*PROBLEM DESCRIPTION*:
Output every line exactly as written. Leave out pictures.

*STORED RECORDS*:
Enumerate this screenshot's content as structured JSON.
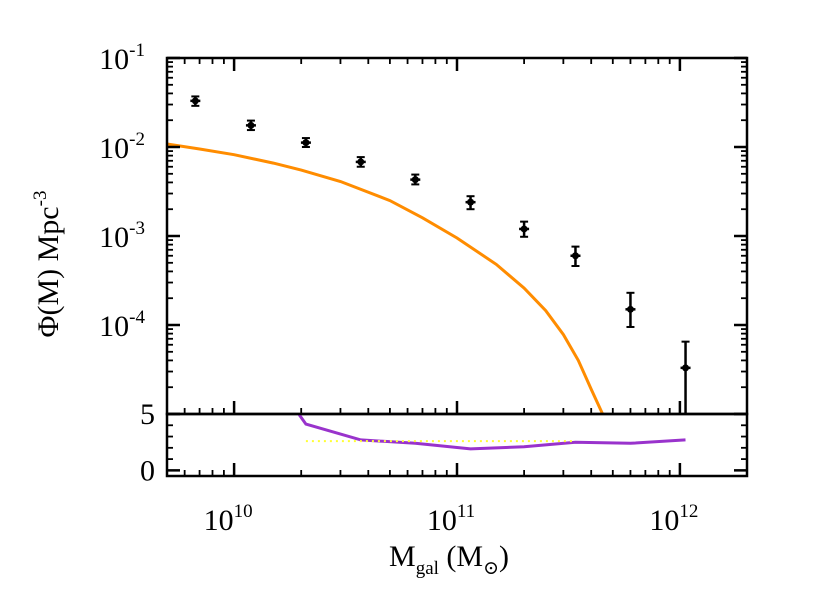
{
  "chart_data": [
    {
      "type": "scatter",
      "title": "",
      "xscale": "log",
      "yscale": "log",
      "xlim": [
        5000000000,
        2000000000000
      ],
      "ylim": [
        1e-05,
        0.1
      ],
      "grid": false,
      "ylabel": {
        "main": "Φ(M) Mpc",
        "superscript": "-3"
      },
      "y_tick_labels": [
        {
          "value": 0.1,
          "base": "10",
          "exp": "-1"
        },
        {
          "value": 0.01,
          "base": "10",
          "exp": "-2"
        },
        {
          "value": 0.001,
          "base": "10",
          "exp": "-3"
        },
        {
          "value": 0.0001,
          "base": "10",
          "exp": "-4"
        }
      ],
      "series": [
        {
          "kind": "points-with-errorbars",
          "color": "#000000",
          "points": [
            {
              "x": 6700000000,
              "y": 0.033,
              "yerr_low": 0.029,
              "yerr_high": 0.037
            },
            {
              "x": 11900000000,
              "y": 0.0175,
              "yerr_low": 0.0155,
              "yerr_high": 0.0198
            },
            {
              "x": 21000000000,
              "y": 0.0112,
              "yerr_low": 0.01,
              "yerr_high": 0.0126
            },
            {
              "x": 37000000000,
              "y": 0.0068,
              "yerr_low": 0.006,
              "yerr_high": 0.0077
            },
            {
              "x": 65000000000,
              "y": 0.0043,
              "yerr_low": 0.0038,
              "yerr_high": 0.0049
            },
            {
              "x": 115000000000,
              "y": 0.0024,
              "yerr_low": 0.002,
              "yerr_high": 0.0028
            },
            {
              "x": 200000000000,
              "y": 0.0012,
              "yerr_low": 0.00098,
              "yerr_high": 0.00145
            },
            {
              "x": 340000000000,
              "y": 0.0006,
              "yerr_low": 0.00046,
              "yerr_high": 0.00076
            },
            {
              "x": 600000000000,
              "y": 0.00015,
              "yerr_low": 9.5e-05,
              "yerr_high": 0.00023
            },
            {
              "x": 1060000000000,
              "y": 3.3e-05,
              "yerr_low": 1e-05,
              "yerr_high": 6.5e-05
            }
          ]
        },
        {
          "kind": "line",
          "color": "#ff8c00",
          "points": [
            {
              "x": 5000000000,
              "y": 0.0108
            },
            {
              "x": 7000000000,
              "y": 0.0095
            },
            {
              "x": 10000000000,
              "y": 0.0082
            },
            {
              "x": 15000000000,
              "y": 0.0066
            },
            {
              "x": 20000000000,
              "y": 0.0055
            },
            {
              "x": 30000000000,
              "y": 0.0041
            },
            {
              "x": 50000000000,
              "y": 0.0025
            },
            {
              "x": 70000000000,
              "y": 0.0016
            },
            {
              "x": 100000000000,
              "y": 0.00095
            },
            {
              "x": 150000000000,
              "y": 0.00048
            },
            {
              "x": 200000000000,
              "y": 0.00026
            },
            {
              "x": 250000000000,
              "y": 0.000145
            },
            {
              "x": 300000000000,
              "y": 7.8e-05
            },
            {
              "x": 350000000000,
              "y": 4e-05
            },
            {
              "x": 400000000000,
              "y": 1.9e-05
            },
            {
              "x": 450000000000,
              "y": 1e-05
            }
          ]
        }
      ]
    },
    {
      "type": "line",
      "title": "",
      "xscale": "log",
      "xlim": [
        5000000000,
        2000000000000
      ],
      "ylim": [
        -0.5,
        5
      ],
      "grid": false,
      "xlabel": {
        "main": "M",
        "subscript": "gal",
        "unit_open": " (M",
        "unit_symbol": "⊙",
        "unit_close": ")"
      },
      "x_tick_labels": [
        {
          "value": 10000000000,
          "base": "10",
          "exp": "10"
        },
        {
          "value": 100000000000,
          "base": "10",
          "exp": "11"
        },
        {
          "value": 1000000000000,
          "base": "10",
          "exp": "12"
        }
      ],
      "y_tick_labels": [
        {
          "value": 5,
          "text": "5"
        },
        {
          "value": 0,
          "text": "0"
        }
      ],
      "series": [
        {
          "kind": "line",
          "color": "#9933cc",
          "style": "solid",
          "points": [
            {
              "x": 19500000000,
              "y": 5
            },
            {
              "x": 21000000000,
              "y": 4.1
            },
            {
              "x": 37000000000,
              "y": 2.7
            },
            {
              "x": 65000000000,
              "y": 2.4
            },
            {
              "x": 115000000000,
              "y": 1.9
            },
            {
              "x": 200000000000,
              "y": 2.1
            },
            {
              "x": 340000000000,
              "y": 2.5
            },
            {
              "x": 600000000000,
              "y": 2.4
            },
            {
              "x": 1060000000000,
              "y": 2.7
            }
          ]
        },
        {
          "kind": "line",
          "color": "#ffff33",
          "style": "dotted",
          "points": [
            {
              "x": 21000000000,
              "y": 2.6
            },
            {
              "x": 340000000000,
              "y": 2.6
            }
          ]
        }
      ]
    }
  ]
}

*RESPONSE*:
Enumerate this screenshot's content as structured JSON.
{
  "chart_data": [
    {
      "type": "scatter",
      "title": "",
      "xscale": "log",
      "yscale": "log",
      "xlim": [
        5000000000,
        2000000000000
      ],
      "ylim": [
        1e-05,
        0.1
      ],
      "grid": false,
      "ylabel": {
        "main": "Φ(M) Mpc",
        "superscript": "-3"
      },
      "y_tick_labels": [
        {
          "value": 0.1,
          "base": "10",
          "exp": "-1"
        },
        {
          "value": 0.01,
          "base": "10",
          "exp": "-2"
        },
        {
          "value": 0.001,
          "base": "10",
          "exp": "-3"
        },
        {
          "value": 0.0001,
          "base": "10",
          "exp": "-4"
        }
      ],
      "series": [
        {
          "kind": "points-with-errorbars",
          "color": "#000000",
          "points": [
            {
              "x": 6700000000,
              "y": 0.033,
              "yerr_low": 0.029,
              "yerr_high": 0.037
            },
            {
              "x": 11900000000,
              "y": 0.0175,
              "yerr_low": 0.0155,
              "yerr_high": 0.0198
            },
            {
              "x": 21000000000,
              "y": 0.0112,
              "yerr_low": 0.01,
              "yerr_high": 0.0126
            },
            {
              "x": 37000000000,
              "y": 0.0068,
              "yerr_low": 0.006,
              "yerr_high": 0.0077
            },
            {
              "x": 65000000000,
              "y": 0.0043,
              "yerr_low": 0.0038,
              "yerr_high": 0.0049
            },
            {
              "x": 115000000000,
              "y": 0.0024,
              "yerr_low": 0.002,
              "yerr_high": 0.0028
            },
            {
              "x": 200000000000,
              "y": 0.0012,
              "yerr_low": 0.00098,
              "yerr_high": 0.00145
            },
            {
              "x": 340000000000,
              "y": 0.0006,
              "yerr_low": 0.00046,
              "yerr_high": 0.00076
            },
            {
              "x": 600000000000,
              "y": 0.00015,
              "yerr_low": 9.5e-05,
              "yerr_high": 0.00023
            },
            {
              "x": 1060000000000,
              "y": 3.3e-05,
              "yerr_low": 1e-05,
              "yerr_high": 6.5e-05
            }
          ]
        },
        {
          "kind": "line",
          "color": "#ff8c00",
          "points": [
            {
              "x": 5000000000,
              "y": 0.0108
            },
            {
              "x": 7000000000,
              "y": 0.0095
            },
            {
              "x": 10000000000,
              "y": 0.0082
            },
            {
              "x": 15000000000,
              "y": 0.0066
            },
            {
              "x": 20000000000,
              "y": 0.0055
            },
            {
              "x": 30000000000,
              "y": 0.0041
            },
            {
              "x": 50000000000,
              "y": 0.0025
            },
            {
              "x": 70000000000,
              "y": 0.0016
            },
            {
              "x": 100000000000,
              "y": 0.00095
            },
            {
              "x": 150000000000,
              "y": 0.00048
            },
            {
              "x": 200000000000,
              "y": 0.00026
            },
            {
              "x": 250000000000,
              "y": 0.000145
            },
            {
              "x": 300000000000,
              "y": 7.8e-05
            },
            {
              "x": 350000000000,
              "y": 4e-05
            },
            {
              "x": 400000000000,
              "y": 1.9e-05
            },
            {
              "x": 450000000000,
              "y": 1e-05
            }
          ]
        }
      ]
    },
    {
      "type": "line",
      "title": "",
      "xscale": "log",
      "xlim": [
        5000000000,
        2000000000000
      ],
      "ylim": [
        -0.5,
        5
      ],
      "grid": false,
      "xlabel": {
        "main": "M",
        "subscript": "gal",
        "unit_open": " (M",
        "unit_symbol": "⊙",
        "unit_close": ")"
      },
      "x_tick_labels": [
        {
          "value": 10000000000,
          "base": "10",
          "exp": "10"
        },
        {
          "value": 100000000000,
          "base": "10",
          "exp": "11"
        },
        {
          "value": 1000000000000,
          "base": "10",
          "exp": "12"
        }
      ],
      "y_tick_labels": [
        {
          "value": 5,
          "text": "5"
        },
        {
          "value": 0,
          "text": "0"
        }
      ],
      "series": [
        {
          "kind": "line",
          "color": "#9933cc",
          "style": "solid",
          "points": [
            {
              "x": 19500000000,
              "y": 5
            },
            {
              "x": 21000000000,
              "y": 4.1
            },
            {
              "x": 37000000000,
              "y": 2.7
            },
            {
              "x": 65000000000,
              "y": 2.4
            },
            {
              "x": 115000000000,
              "y": 1.9
            },
            {
              "x": 200000000000,
              "y": 2.1
            },
            {
              "x": 340000000000,
              "y": 2.5
            },
            {
              "x": 600000000000,
              "y": 2.4
            },
            {
              "x": 1060000000000,
              "y": 2.7
            }
          ]
        },
        {
          "kind": "line",
          "color": "#ffff33",
          "style": "dotted",
          "points": [
            {
              "x": 21000000000,
              "y": 2.6
            },
            {
              "x": 340000000000,
              "y": 2.6
            }
          ]
        }
      ]
    }
  ]
}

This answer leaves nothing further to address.